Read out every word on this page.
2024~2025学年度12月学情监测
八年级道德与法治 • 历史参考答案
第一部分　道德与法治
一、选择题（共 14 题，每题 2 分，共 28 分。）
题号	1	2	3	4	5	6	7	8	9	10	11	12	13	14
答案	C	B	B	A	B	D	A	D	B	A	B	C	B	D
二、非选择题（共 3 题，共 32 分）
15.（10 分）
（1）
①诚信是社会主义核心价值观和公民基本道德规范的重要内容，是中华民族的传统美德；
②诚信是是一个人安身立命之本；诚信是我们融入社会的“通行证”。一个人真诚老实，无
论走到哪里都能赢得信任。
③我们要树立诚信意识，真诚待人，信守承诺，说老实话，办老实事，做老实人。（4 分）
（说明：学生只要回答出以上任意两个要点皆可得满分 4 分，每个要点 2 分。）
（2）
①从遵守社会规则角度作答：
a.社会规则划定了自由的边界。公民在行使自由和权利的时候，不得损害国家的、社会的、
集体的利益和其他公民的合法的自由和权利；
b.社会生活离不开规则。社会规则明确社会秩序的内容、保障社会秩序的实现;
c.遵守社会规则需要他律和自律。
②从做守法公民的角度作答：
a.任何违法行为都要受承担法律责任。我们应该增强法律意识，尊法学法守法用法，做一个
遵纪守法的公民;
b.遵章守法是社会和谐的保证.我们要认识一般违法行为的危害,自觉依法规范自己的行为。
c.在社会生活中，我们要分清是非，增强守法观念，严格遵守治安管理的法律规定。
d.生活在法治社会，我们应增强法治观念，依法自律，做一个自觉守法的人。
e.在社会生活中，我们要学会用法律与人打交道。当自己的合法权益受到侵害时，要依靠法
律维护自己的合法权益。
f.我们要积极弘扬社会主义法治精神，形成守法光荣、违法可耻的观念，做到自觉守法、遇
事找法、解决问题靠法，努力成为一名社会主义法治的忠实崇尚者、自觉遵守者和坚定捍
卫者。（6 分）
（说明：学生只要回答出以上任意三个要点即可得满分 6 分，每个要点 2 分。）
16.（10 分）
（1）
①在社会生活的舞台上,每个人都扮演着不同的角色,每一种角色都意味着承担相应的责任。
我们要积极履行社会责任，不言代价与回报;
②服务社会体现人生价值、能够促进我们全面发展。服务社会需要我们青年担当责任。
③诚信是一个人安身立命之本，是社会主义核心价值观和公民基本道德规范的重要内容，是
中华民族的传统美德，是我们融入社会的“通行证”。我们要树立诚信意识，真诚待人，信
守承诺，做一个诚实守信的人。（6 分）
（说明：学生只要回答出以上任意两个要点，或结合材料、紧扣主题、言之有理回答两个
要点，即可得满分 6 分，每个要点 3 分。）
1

§

TASK BRIEF - Your answer should be one number: how many lines in the material above contain the string "在社会生活中".

REPLY TO THE EXERCISE - 2